— start of ENTRIES —
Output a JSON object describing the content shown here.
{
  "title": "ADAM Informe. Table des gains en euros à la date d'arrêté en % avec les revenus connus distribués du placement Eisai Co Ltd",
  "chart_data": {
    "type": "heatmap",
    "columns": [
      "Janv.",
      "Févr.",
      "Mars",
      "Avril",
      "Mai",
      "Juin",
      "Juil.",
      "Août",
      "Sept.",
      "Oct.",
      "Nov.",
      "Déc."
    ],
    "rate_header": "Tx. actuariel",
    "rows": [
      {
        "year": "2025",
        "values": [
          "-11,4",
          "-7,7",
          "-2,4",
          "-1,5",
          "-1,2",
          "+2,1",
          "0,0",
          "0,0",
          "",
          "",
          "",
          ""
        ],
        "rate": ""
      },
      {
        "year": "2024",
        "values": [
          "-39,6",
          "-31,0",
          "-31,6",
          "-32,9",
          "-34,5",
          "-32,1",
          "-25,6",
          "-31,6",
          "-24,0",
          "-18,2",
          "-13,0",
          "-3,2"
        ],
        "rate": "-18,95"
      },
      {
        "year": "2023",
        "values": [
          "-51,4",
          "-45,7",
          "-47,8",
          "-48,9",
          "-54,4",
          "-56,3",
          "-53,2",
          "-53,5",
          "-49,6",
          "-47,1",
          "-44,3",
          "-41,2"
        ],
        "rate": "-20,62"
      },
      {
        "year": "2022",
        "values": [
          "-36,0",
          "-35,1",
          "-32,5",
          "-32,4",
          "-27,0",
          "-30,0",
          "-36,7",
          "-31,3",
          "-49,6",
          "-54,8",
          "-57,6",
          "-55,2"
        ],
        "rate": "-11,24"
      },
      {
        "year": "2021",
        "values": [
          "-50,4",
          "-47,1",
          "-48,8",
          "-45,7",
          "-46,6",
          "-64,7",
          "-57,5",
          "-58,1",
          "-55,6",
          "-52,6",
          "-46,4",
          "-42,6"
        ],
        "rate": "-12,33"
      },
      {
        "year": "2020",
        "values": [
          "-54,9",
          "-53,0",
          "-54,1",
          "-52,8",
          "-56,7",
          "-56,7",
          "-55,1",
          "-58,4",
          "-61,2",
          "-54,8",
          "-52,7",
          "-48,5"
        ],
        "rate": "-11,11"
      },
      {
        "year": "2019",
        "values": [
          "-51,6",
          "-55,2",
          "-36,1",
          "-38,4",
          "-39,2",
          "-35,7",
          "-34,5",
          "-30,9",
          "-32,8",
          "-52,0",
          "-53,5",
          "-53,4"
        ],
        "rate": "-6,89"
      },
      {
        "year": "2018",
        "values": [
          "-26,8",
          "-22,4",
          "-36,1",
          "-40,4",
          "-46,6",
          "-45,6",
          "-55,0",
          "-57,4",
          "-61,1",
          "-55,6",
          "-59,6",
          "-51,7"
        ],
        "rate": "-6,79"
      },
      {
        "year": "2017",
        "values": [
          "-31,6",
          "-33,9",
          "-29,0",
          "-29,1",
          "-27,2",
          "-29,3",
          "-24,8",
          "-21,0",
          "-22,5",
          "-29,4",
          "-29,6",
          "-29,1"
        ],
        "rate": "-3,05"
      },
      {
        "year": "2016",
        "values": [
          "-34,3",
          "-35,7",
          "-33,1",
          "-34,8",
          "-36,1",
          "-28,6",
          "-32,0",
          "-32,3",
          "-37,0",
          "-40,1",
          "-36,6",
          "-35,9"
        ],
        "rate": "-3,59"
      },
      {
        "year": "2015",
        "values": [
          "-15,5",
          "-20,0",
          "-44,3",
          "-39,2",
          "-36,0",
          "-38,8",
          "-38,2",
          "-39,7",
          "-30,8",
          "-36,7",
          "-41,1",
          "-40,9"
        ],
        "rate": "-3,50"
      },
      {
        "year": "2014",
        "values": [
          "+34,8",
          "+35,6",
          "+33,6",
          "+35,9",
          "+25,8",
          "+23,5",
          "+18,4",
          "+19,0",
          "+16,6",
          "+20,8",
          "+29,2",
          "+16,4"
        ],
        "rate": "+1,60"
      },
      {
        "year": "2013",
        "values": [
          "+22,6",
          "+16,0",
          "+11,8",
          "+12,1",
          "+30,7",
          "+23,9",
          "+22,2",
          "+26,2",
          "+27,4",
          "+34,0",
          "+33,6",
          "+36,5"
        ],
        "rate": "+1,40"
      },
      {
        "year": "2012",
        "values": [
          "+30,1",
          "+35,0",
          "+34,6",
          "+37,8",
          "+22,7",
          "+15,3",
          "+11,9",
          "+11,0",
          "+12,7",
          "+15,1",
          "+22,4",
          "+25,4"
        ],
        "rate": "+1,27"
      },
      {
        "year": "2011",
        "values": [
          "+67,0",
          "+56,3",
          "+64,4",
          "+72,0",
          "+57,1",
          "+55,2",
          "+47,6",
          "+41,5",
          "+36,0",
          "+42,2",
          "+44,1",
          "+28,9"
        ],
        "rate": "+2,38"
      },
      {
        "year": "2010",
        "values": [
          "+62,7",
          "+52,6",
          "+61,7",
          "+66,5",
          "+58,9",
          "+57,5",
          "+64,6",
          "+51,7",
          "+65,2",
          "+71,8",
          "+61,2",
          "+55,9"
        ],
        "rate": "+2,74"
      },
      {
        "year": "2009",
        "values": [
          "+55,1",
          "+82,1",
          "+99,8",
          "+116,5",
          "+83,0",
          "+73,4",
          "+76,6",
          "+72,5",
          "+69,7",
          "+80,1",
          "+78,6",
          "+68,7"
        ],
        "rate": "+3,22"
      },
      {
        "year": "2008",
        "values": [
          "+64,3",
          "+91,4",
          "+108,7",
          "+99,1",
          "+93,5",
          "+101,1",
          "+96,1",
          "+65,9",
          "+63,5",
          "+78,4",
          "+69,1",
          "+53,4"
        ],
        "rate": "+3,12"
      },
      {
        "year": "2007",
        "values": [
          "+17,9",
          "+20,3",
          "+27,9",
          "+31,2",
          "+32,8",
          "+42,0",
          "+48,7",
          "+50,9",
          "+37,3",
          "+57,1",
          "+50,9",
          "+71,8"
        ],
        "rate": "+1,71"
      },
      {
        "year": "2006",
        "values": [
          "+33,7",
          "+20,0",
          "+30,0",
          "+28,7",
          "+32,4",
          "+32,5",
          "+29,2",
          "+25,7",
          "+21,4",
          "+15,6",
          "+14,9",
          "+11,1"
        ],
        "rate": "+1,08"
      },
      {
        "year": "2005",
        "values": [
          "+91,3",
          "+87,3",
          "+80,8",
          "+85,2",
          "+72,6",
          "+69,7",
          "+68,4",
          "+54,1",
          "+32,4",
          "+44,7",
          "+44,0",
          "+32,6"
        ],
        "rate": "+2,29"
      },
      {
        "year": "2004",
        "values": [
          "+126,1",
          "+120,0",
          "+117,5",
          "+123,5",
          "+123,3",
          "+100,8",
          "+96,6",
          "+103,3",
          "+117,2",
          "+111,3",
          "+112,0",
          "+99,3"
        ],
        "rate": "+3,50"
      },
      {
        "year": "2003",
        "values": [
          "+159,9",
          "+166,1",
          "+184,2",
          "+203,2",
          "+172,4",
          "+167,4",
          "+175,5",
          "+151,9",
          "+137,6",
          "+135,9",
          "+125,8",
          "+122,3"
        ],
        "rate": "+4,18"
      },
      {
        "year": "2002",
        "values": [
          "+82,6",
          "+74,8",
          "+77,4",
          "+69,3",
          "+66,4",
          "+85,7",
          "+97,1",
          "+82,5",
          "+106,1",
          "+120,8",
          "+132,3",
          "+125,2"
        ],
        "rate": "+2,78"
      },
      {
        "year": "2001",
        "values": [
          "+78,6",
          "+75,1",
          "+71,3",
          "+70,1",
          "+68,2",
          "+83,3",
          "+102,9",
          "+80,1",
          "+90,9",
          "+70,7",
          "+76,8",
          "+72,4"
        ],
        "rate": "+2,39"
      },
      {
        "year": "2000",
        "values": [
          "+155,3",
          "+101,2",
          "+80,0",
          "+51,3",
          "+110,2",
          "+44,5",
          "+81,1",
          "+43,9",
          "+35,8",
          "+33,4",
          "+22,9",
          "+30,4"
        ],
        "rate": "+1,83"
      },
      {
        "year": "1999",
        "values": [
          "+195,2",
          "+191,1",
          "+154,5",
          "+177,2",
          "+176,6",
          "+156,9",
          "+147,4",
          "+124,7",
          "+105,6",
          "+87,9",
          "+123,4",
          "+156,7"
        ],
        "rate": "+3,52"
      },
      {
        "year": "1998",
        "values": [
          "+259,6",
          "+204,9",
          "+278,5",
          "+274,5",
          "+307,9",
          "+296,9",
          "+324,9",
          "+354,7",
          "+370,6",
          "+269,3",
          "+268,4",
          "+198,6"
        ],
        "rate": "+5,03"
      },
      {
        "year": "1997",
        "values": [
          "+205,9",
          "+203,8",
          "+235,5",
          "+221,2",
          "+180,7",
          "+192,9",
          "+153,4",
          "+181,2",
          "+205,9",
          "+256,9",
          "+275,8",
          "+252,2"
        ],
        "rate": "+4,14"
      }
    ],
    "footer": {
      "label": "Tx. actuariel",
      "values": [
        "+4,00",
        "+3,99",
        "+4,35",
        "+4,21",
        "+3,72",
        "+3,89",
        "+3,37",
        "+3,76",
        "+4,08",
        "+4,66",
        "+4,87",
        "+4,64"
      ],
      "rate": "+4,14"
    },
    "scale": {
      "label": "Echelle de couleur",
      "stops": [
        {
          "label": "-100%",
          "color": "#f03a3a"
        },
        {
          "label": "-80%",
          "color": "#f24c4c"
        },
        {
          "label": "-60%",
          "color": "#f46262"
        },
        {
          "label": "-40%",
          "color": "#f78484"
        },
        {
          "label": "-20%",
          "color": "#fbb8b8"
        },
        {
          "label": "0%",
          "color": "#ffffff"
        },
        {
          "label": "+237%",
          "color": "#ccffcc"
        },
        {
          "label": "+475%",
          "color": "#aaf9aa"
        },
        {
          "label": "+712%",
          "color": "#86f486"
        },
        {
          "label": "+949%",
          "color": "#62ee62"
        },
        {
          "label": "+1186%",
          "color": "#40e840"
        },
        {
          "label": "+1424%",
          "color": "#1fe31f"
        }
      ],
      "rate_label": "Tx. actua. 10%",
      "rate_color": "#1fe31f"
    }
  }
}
— end of ENTRIES —
#### YOUR OBJECTIVE
Of the lines above, copy each that contains "actuariel".

#### ANSWER FOR THIS EXERCISE
    "rate_header": "Tx. actuariel",
      "label": "Tx. actuariel",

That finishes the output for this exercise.